_DO THIS_
Type out the data exactly as given. Skip any image.

(Extracted data entries)
• • • • • • •

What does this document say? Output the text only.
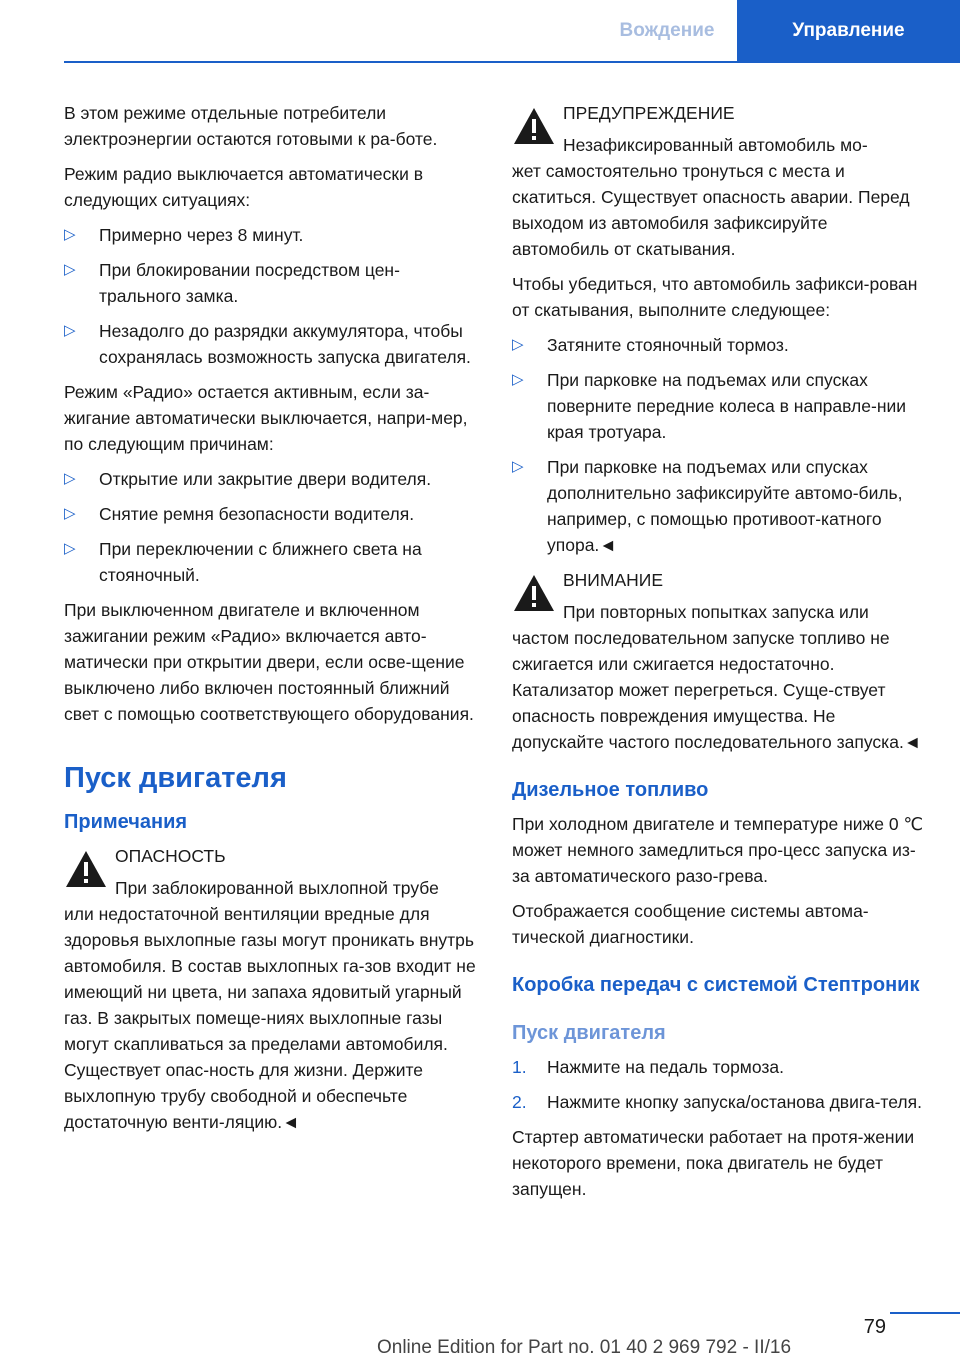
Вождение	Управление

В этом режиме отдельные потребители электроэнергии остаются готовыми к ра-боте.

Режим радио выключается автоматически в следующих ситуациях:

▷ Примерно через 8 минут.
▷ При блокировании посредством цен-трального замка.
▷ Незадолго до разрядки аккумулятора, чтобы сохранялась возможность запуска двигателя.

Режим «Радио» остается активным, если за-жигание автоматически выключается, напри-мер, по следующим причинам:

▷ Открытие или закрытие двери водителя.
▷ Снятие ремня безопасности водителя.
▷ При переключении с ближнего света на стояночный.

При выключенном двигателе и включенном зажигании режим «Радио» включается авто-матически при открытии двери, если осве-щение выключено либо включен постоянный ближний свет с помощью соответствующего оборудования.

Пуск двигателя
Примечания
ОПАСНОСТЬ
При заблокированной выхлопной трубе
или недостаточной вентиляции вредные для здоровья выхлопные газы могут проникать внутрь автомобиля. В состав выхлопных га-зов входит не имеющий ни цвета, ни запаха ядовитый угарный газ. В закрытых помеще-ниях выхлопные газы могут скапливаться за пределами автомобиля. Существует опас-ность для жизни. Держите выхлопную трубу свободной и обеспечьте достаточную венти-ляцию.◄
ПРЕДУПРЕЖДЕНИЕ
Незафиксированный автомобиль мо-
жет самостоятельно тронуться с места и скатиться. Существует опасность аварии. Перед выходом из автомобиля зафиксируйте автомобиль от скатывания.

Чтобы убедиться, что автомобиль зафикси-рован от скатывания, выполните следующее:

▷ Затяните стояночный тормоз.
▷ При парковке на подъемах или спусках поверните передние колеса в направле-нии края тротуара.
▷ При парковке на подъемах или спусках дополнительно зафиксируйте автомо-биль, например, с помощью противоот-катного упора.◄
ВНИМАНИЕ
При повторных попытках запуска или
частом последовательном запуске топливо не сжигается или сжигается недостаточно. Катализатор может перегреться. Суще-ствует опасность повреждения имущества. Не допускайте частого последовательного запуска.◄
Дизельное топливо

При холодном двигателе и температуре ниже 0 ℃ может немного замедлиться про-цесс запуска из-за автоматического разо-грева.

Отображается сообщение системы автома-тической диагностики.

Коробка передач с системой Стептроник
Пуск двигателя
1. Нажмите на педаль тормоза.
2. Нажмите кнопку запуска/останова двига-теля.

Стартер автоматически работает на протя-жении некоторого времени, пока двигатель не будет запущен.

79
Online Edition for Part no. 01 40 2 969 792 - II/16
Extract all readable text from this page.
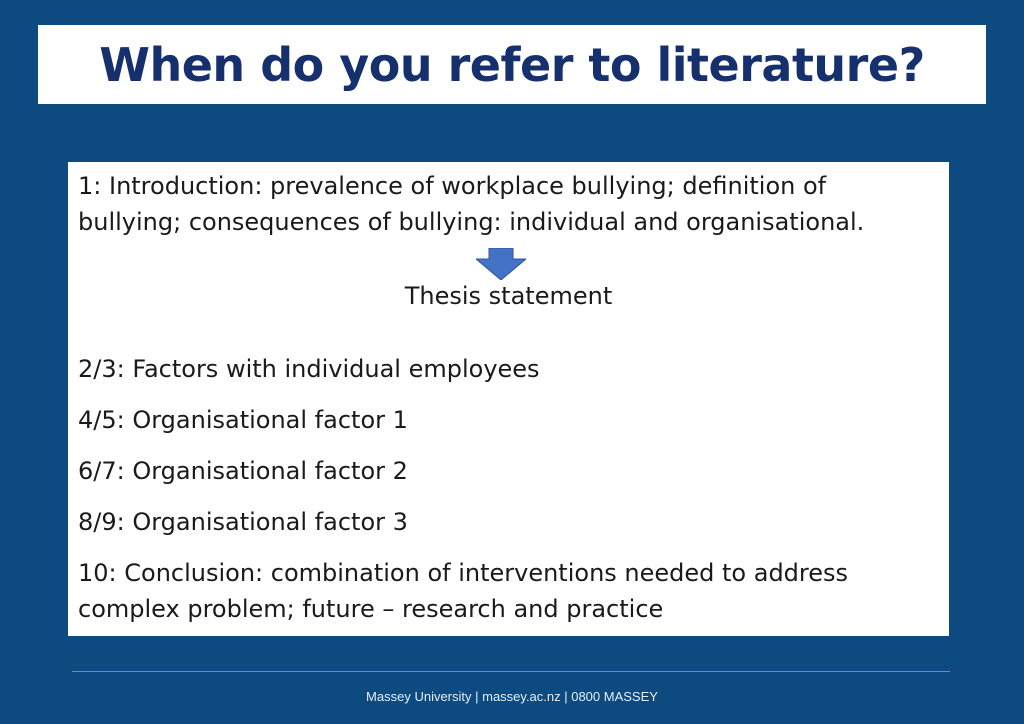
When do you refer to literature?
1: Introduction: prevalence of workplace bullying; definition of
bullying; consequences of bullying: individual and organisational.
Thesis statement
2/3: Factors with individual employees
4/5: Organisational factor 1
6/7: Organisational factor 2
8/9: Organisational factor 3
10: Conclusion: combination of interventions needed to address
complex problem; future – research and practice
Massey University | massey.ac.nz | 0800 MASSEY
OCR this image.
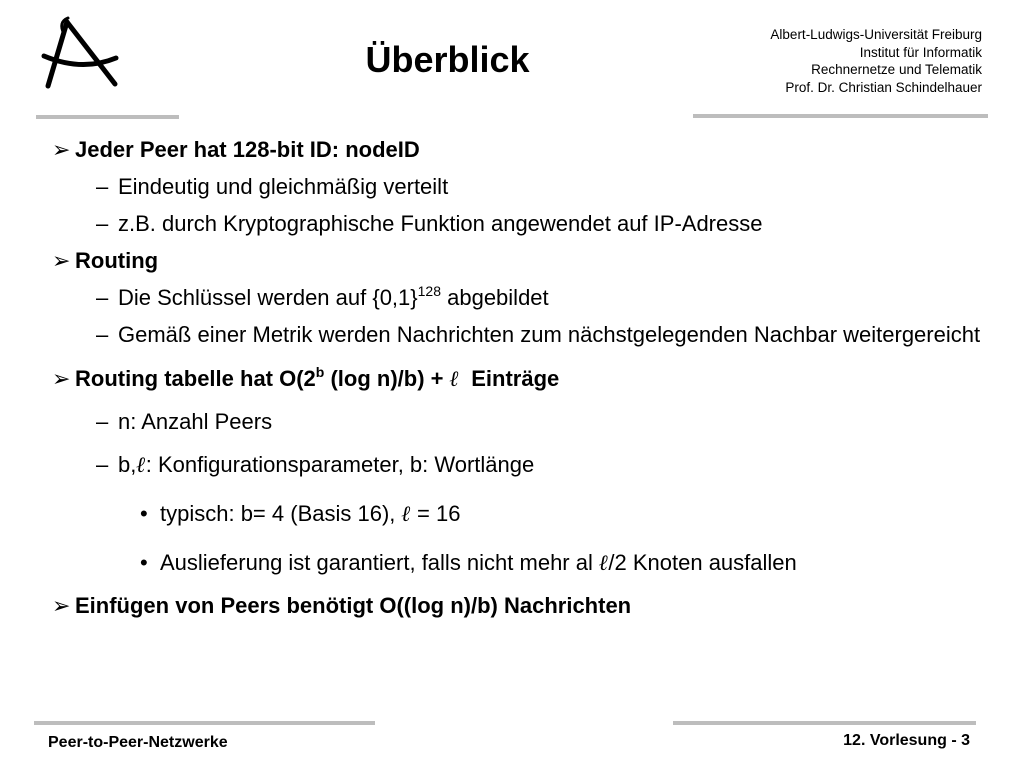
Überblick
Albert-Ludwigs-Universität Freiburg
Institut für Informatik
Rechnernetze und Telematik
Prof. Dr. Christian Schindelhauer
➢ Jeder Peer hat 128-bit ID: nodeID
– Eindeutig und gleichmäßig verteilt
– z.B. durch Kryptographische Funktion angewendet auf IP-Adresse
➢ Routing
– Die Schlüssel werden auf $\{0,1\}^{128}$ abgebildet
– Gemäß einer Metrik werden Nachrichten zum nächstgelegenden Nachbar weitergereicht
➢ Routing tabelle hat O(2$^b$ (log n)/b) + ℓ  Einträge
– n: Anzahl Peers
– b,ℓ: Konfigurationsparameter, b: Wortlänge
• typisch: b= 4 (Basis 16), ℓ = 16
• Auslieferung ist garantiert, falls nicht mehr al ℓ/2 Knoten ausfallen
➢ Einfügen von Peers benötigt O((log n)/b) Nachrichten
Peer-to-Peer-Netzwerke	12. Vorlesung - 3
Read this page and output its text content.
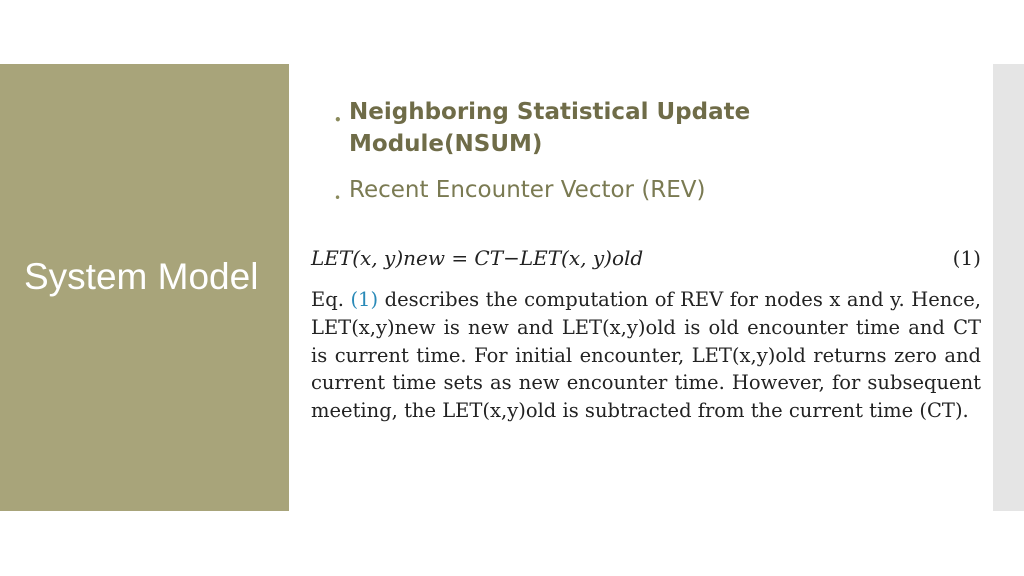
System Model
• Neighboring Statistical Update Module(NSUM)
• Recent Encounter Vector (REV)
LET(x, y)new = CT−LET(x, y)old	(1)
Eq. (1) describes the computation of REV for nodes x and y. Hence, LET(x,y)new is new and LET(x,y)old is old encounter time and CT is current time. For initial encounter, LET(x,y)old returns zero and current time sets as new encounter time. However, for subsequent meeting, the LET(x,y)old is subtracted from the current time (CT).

• • • • • • •

_FINAL ANSWER_
What does this document say? Output the text only.
Вождение	Управление

В этом режиме отдельные потребители электроэнергии остаются готовыми к ра-боте.

Режим радио выключается автоматически в следующих ситуациях:

▷ Примерно через 8 минут.
▷ При блокировании посредством цен-трального замка.
▷ Незадолго до разрядки аккумулятора, чтобы сохранялась возможность запуска двигателя.

Режим «Радио» остается активным, если за-жигание автоматически выключается, напри-мер, по следующим причинам:

▷ Открытие или закрытие двери водителя.
▷ Снятие ремня безопасности водителя.
▷ При переключении с ближнего света на стояночный.

При выключенном двигателе и включенном зажигании режим «Радио» включается авто-матически при открытии двери, если осве-щение выключено либо включен постоянный ближний свет с помощью соответствующего оборудования.

Пуск двигателя
Примечания
ОПАСНОСТЬ
При заблокированной выхлопной трубе
или недостаточной вентиляции вредные для здоровья выхлопные газы могут проникать внутрь автомобиля. В состав выхлопных га-зов входит не имеющий ни цвета, ни запаха ядовитый угарный газ. В закрытых помеще-ниях выхлопные газы могут скапливаться за пределами автомобиля. Существует опас-ность для жизни. Держите выхлопную трубу свободной и обеспечьте достаточную венти-ляцию.◄
ПРЕДУПРЕЖДЕНИЕ
Незафиксированный автомобиль мо-
жет самостоятельно тронуться с места и скатиться. Существует опасность аварии. Перед выходом из автомобиля зафиксируйте автомобиль от скатывания.

Чтобы убедиться, что автомобиль зафикси-рован от скатывания, выполните следующее:

▷ Затяните стояночный тормоз.
▷ При парковке на подъемах или спусках поверните передние колеса в направле-нии края тротуара.
▷ При парковке на подъемах или спусках дополнительно зафиксируйте автомо-биль, например, с помощью противоот-катного упора.◄
ВНИМАНИЕ
При повторных попытках запуска или
частом последовательном запуске топливо не сжигается или сжигается недостаточно. Катализатор может перегреться. Суще-ствует опасность повреждения имущества. Не допускайте частого последовательного запуска.◄
Дизельное топливо

При холодном двигателе и температуре ниже 0 ℃ может немного замедлиться про-цесс запуска из-за автоматического разо-грева.

Отображается сообщение системы автома-тической диагностики.

Коробка передач с системой Стептроник
Пуск двигателя
1. Нажмите на педаль тормоза.
2. Нажмите кнопку запуска/останова двига-теля.

Стартер автоматически работает на протя-жении некоторого времени, пока двигатель не будет запущен.

79
Online Edition for Part no. 01 40 2 969 792 - II/16
Extract all readable text from this page.
When do you refer to literature?
1: Introduction: prevalence of workplace bullying; definition of
bullying; consequences of bullying: individual and organisational.
Thesis statement
2/3: Factors with individual employees
4/5: Organisational factor 1
6/7: Organisational factor 2
8/9: Organisational factor 3
10: Conclusion: combination of interventions needed to address
complex problem; future – research and practice
Massey University | massey.ac.nz | 0800 MASSEY
OCR this image.
Überblick
Albert-Ludwigs-Universität Freiburg
Institut für Informatik
Rechnernetze und Telematik
Prof. Dr. Christian Schindelhauer
➢ Jeder Peer hat 128-bit ID: nodeID
– Eindeutig und gleichmäßig verteilt
– z.B. durch Kryptographische Funktion angewendet auf IP-Adresse
➢ Routing
– Die Schlüssel werden auf $\{0,1\}^{128}$ abgebildet
– Gemäß einer Metrik werden Nachrichten zum nächstgelegenden Nachbar weitergereicht
➢ Routing tabelle hat O(2$^b$ (log n)/b) + ℓ  Einträge
– n: Anzahl Peers
– b,ℓ: Konfigurationsparameter, b: Wortlänge
• typisch: b= 4 (Basis 16), ℓ = 16
• Auslieferung ist garantiert, falls nicht mehr al ℓ/2 Knoten ausfallen
➢ Einfügen von Peers benötigt O((log n)/b) Nachrichten
Peer-to-Peer-Netzwerke	12. Vorlesung - 3
Read this page and output its text content.
System Model
• Neighboring Statistical Update Module(NSUM)
• Recent Encounter Vector (REV)
LET(x, y)new = CT−LET(x, y)old	(1)
Eq. (1) describes the computation of REV for nodes x and y. Hence, LET(x,y)new is new and LET(x,y)old is old encounter time and CT is current time. For initial encounter, LET(x,y)old returns zero and current time sets as new encounter time. However, for subsequent meeting, the LET(x,y)old is subtracted from the current time (CT).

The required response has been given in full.